# SET TASK:
Print the material verbatim, starting with its first line and going on through the line with "y-axis-title: Cas padu [s]: [562, 181, 578, 255]", with that line included.

# STORED DATA:
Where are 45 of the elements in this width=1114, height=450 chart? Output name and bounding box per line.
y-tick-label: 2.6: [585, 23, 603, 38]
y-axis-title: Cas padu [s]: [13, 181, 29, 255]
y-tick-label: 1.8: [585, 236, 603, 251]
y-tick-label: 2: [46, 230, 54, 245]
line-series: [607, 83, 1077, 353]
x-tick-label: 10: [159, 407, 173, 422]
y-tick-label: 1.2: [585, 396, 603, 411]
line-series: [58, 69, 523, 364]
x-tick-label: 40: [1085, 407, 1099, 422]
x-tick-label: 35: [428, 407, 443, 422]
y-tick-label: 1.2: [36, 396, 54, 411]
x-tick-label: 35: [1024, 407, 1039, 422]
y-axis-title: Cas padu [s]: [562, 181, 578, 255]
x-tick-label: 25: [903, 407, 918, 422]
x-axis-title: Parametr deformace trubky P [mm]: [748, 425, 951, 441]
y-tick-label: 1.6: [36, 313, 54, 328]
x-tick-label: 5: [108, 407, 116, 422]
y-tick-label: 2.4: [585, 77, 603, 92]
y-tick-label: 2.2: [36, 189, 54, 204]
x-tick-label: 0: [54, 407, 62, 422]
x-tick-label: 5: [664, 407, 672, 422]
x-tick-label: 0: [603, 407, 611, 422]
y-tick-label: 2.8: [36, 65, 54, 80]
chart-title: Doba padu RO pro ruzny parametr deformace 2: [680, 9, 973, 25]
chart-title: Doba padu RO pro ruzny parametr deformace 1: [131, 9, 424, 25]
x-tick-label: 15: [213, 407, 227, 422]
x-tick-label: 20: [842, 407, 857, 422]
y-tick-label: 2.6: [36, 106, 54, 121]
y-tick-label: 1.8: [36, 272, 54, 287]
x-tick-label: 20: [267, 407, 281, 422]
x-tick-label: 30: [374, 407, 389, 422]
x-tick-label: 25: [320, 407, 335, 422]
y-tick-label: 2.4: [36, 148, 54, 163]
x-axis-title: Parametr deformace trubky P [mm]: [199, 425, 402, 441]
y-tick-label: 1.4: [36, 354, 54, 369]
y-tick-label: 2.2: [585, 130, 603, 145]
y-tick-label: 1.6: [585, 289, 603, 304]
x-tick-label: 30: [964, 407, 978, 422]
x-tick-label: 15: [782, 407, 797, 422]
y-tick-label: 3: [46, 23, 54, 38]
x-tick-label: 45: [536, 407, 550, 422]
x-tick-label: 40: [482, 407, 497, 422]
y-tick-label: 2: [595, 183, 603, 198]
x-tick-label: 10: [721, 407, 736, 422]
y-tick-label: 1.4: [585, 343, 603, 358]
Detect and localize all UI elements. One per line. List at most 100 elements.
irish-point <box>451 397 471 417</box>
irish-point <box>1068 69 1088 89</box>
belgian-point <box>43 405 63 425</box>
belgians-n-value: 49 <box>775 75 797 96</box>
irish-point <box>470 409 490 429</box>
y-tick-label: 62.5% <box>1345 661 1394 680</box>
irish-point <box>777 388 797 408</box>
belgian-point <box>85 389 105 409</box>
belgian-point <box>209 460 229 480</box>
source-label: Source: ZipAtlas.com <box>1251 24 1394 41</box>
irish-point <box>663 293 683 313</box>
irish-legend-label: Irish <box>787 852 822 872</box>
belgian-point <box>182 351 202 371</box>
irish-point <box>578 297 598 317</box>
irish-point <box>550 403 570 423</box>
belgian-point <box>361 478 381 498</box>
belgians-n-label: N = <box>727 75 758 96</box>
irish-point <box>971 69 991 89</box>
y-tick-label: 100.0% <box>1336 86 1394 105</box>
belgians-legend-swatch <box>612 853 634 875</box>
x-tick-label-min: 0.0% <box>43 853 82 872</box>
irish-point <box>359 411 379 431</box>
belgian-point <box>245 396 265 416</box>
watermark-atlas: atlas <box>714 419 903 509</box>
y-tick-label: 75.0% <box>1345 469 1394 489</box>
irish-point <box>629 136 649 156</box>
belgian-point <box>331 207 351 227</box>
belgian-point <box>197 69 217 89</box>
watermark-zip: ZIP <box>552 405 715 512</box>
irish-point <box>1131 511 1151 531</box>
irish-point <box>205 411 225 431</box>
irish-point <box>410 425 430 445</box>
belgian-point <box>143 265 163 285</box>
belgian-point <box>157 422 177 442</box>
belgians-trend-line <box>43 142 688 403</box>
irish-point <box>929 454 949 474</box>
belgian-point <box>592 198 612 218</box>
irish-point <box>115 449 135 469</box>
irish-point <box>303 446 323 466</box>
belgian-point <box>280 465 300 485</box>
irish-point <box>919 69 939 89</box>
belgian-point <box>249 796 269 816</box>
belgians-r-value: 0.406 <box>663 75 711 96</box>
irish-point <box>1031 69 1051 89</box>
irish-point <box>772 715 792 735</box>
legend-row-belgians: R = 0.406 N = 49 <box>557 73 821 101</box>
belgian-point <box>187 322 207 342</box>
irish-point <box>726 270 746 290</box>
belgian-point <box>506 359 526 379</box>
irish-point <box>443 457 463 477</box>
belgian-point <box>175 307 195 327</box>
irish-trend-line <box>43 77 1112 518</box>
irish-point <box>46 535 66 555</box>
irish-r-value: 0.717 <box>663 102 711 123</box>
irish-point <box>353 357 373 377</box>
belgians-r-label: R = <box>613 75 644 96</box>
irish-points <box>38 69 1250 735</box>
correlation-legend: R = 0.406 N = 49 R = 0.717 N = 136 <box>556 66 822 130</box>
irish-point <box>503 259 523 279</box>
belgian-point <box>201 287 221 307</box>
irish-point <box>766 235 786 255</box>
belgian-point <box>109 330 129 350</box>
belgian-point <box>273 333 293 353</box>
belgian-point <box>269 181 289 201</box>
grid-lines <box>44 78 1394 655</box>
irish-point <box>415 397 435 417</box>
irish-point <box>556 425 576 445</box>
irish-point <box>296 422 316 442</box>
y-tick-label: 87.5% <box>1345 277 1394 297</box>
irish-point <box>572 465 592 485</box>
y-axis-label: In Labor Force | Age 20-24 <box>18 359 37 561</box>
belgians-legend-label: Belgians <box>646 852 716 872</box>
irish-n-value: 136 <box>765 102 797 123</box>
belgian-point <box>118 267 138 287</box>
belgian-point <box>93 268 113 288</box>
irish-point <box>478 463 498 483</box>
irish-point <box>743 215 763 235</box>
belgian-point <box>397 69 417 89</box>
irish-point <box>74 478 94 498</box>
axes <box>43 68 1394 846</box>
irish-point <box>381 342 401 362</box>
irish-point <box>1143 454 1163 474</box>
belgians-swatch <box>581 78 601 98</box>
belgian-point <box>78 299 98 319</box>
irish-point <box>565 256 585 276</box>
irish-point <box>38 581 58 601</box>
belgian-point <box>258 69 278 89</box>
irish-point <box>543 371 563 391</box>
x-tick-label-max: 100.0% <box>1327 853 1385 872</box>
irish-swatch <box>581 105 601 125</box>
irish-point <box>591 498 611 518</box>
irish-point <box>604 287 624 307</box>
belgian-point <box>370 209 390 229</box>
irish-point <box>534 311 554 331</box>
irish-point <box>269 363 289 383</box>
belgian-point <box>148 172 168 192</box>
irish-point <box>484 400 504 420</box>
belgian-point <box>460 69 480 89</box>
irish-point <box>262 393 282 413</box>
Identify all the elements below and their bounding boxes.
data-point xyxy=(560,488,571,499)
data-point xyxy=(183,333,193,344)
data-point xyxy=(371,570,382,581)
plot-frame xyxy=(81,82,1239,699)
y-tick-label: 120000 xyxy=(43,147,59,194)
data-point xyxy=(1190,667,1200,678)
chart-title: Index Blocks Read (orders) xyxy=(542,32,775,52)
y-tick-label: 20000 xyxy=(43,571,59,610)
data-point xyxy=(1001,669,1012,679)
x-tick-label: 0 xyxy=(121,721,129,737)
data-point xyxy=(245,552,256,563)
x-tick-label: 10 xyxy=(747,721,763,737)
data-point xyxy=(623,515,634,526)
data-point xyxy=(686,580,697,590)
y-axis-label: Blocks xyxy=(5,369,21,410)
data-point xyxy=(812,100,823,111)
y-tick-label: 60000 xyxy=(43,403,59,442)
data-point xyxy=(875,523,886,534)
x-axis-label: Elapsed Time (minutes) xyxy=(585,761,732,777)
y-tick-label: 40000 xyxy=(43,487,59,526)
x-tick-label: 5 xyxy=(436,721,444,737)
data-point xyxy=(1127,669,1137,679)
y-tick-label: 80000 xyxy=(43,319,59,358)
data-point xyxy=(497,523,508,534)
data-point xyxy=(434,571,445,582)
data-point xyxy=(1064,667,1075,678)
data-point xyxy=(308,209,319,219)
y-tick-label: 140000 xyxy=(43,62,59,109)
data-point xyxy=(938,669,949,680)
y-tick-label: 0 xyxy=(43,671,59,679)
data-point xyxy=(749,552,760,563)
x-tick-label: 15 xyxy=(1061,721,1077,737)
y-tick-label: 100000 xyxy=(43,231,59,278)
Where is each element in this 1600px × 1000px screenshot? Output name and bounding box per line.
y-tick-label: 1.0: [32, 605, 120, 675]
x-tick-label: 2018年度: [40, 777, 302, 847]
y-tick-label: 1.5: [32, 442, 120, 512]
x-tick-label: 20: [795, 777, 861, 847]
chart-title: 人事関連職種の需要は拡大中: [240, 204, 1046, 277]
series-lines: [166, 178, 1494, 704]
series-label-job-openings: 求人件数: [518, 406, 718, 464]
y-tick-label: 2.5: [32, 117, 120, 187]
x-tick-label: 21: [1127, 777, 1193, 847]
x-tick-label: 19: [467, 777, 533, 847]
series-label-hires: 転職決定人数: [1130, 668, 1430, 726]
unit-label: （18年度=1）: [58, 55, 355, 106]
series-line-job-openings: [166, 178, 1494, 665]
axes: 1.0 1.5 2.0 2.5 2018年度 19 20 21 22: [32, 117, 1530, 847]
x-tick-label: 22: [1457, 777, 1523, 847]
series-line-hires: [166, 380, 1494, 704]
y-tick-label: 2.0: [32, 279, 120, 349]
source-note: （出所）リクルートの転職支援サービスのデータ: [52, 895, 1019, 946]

# CORRECT OUTPUT:
Where are 45 of the elements in this width=1114, height=450 chart? Output name and bounding box per line.
y-tick-label: 2.6: [585, 23, 603, 38]
y-axis-title: Cas padu [s]: [13, 181, 29, 255]
y-tick-label: 1.8: [585, 236, 603, 251]
y-tick-label: 2: [46, 230, 54, 245]
line-series: [607, 83, 1077, 353]
x-tick-label: 10: [159, 407, 173, 422]
y-tick-label: 1.2: [585, 396, 603, 411]
line-series: [58, 69, 523, 364]
x-tick-label: 40: [1085, 407, 1099, 422]
x-tick-label: 35: [428, 407, 443, 422]
y-tick-label: 1.2: [36, 396, 54, 411]
x-tick-label: 35: [1024, 407, 1039, 422]
y-axis-title: Cas padu [s]: [562, 181, 578, 255]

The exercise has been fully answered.